** start of SUPPLIED RECORDS **
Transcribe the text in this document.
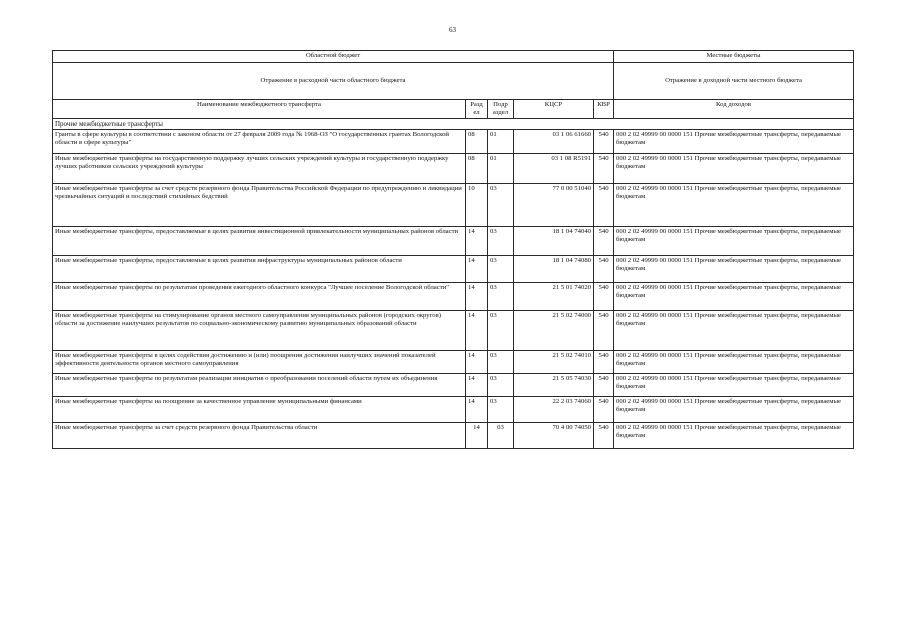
63
Областной бюджет					Местные бюджеты
Отражение в расходной части областного бюджета					Отражение в доходной части местного бюджета
Наименование межбюджетного трансферта	Разд ел	Подр аздел	КЦСР	КВР	Код доходов
Прочие межбюджетные трансферты					
Гранты в сфере культуры в соответствии с законом области от 27 февраля 2009 года № 1968-ОЗ "О государственных грантах Вологодской области в сфере культуры"	08	01	03 1 06 61660	540	000 2 02 49999 00 0000 151 Прочие межбюджетные трансферты, передаваемые бюджетам
Иные межбюджетные трансферты на государственную поддержку лучших сельских учреждений культуры и государственную поддержку лучших работников сельских учреждений культуры	08	01	03 1 08 R5191	540	000 2 02 49999 00 0000 151 Прочие межбюджетные трансферты, передаваемые бюджетам
Иные межбюджетные трансферты за счет средств резервного фонда Правительства Российской Федерации по предупреждению и ликвидации чрезвычайных ситуаций и последствий стихийных бедствий	10	03	77 0 00 51040	540	000 2 02 49999 00 0000 151 Прочие межбюджетные трансферты, передаваемые бюджетам
Иные межбюджетные трансферты, предоставляемые в целях развития инвестиционной привлекательности муниципальных районов области	14	03	18 1 04 74040	540	000 2 02 49999 00 0000 151 Прочие межбюджетные трансферты, передаваемые бюджетам
Иные межбюджетные трансферты, предоставляемые в целях развития инфраструктуры муниципальных районов области	14	03	18 1 04 74080	540	000 2 02 49999 00 0000 151 Прочие межбюджетные трансферты, передаваемые бюджетам
Иные межбюджетные трансферты по результатам проведения ежегодного областного конкурса "Лучшее поселение Вологодской области"	14	03	21 5 01 74020	540	000 2 02 49999 00 0000 151 Прочие межбюджетные трансферты, передаваемые бюджетам
Иные межбюджетные трансферты на стимулирование органов местного самоуправления муниципальных районов (городских округов) области за достижение наилучших результатов по социально-экономическому развитию муниципальных образований области	14	03	21 5 02 74000	540	000 2 02 49999 00 0000 151 Прочие межбюджетные трансферты, передаваемые бюджетам
Иные межбюджетные трансферты в целях содействия достижению и (или) поощрения достижения наилучших значений показателей эффективности деятельности органов местного самоуправления	14	03	21 5 02 74010	540	000 2 02 49999 00 0000 151 Прочие межбюджетные трансферты, передаваемые бюджетам
Иные межбюджетные трансферты по результатам реализации инициатив о преобразовании поселений области путем их объединения	14	03	21 5 05 74030	540	000 2 02 49999 00 0000 151 Прочие межбюджетные трансферты, передаваемые бюджетам
Иные межбюджетные трансферты на поощрение за качественное управление муниципальными финансами	14	03	22 2 03 74060	540	000 2 02 49999 00 0000 151 Прочие межбюджетные трансферты, передаваемые бюджетам
Иные межбюджетные трансферты за счет средств резервного фонда Правительства области	14	03	70 4 00 74050	540	000 2 02 49999 00 0000 151 Прочие межбюджетные трансферты, передаваемые бюджетам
** end of SUPPLIED RECORDS **
DIRECTIVE
All the material shown above is to be copied exactly, with no pictures carried over.

REPLY
Transcribe the text in this document.
63
Областной бюджет					Местные бюджеты
Отражение в расходной части областного бюджета					Отражение в доходной части местного бюджета
Наименование межбюджетного трансферта	Разд ел	Подр аздел	КЦСР	КВР	Код доходов
Прочие межбюджетные трансферты					
Гранты в сфере культуры в соответствии с законом области от 27 февраля 2009 года № 1968-ОЗ "О государственных грантах Вологодской области в сфере культуры"	08	01	03 1 06 61660	540	000 2 02 49999 00 0000 151 Прочие межбюджетные трансферты, передаваемые бюджетам
Иные межбюджетные трансферты на государственную поддержку лучших сельских учреждений культуры и государственную поддержку лучших работников сельских учреждений культуры	08	01	03 1 08 R5191	540	000 2 02 49999 00 0000 151 Прочие межбюджетные трансферты, передаваемые бюджетам
Иные межбюджетные трансферты за счет средств резервного фонда Правительства Российской Федерации по предупреждению и ликвидации чрезвычайных ситуаций и последствий стихийных бедствий	10	03	77 0 00 51040	540	000 2 02 49999 00 0000 151 Прочие межбюджетные трансферты, передаваемые бюджетам
Иные межбюджетные трансферты, предоставляемые в целях развития инвестиционной привлекательности муниципальных районов области	14	03	18 1 04 74040	540	000 2 02 49999 00 0000 151 Прочие межбюджетные трансферты, передаваемые бюджетам
Иные межбюджетные трансферты, предоставляемые в целях развития инфраструктуры муниципальных районов области	14	03	18 1 04 74080	540	000 2 02 49999 00 0000 151 Прочие межбюджетные трансферты, передаваемые бюджетам
Иные межбюджетные трансферты по результатам проведения ежегодного областного конкурса "Лучшее поселение Вологодской области"	14	03	21 5 01 74020	540	000 2 02 49999 00 0000 151 Прочие межбюджетные трансферты, передаваемые бюджетам
Иные межбюджетные трансферты на стимулирование органов местного самоуправления муниципальных районов (городских округов) области за достижение наилучших результатов по социально-экономическому развитию муниципальных образований области	14	03	21 5 02 74000	540	000 2 02 49999 00 0000 151 Прочие межбюджетные трансферты, передаваемые бюджетам
Иные межбюджетные трансферты в целях содействия достижению и (или) поощрения достижения наилучших значений показателей эффективности деятельности органов местного самоуправления	14	03	21 5 02 74010	540	000 2 02 49999 00 0000 151 Прочие межбюджетные трансферты, передаваемые бюджетам
Иные межбюджетные трансферты по результатам реализации инициатив о преобразовании поселений области путем их объединения	14	03	21 5 05 74030	540	000 2 02 49999 00 0000 151 Прочие межбюджетные трансферты, передаваемые бюджетам
Иные межбюджетные трансферты на поощрение за качественное управление муниципальными финансами	14	03	22 2 03 74060	540	000 2 02 49999 00 0000 151 Прочие межбюджетные трансферты, передаваемые бюджетам
Иные межбюджетные трансферты за счет средств резервного фонда Правительства области	14	03	70 4 00 74050	540	000 2 02 49999 00 0000 151 Прочие межбюджетные трансферты, передаваемые бюджетам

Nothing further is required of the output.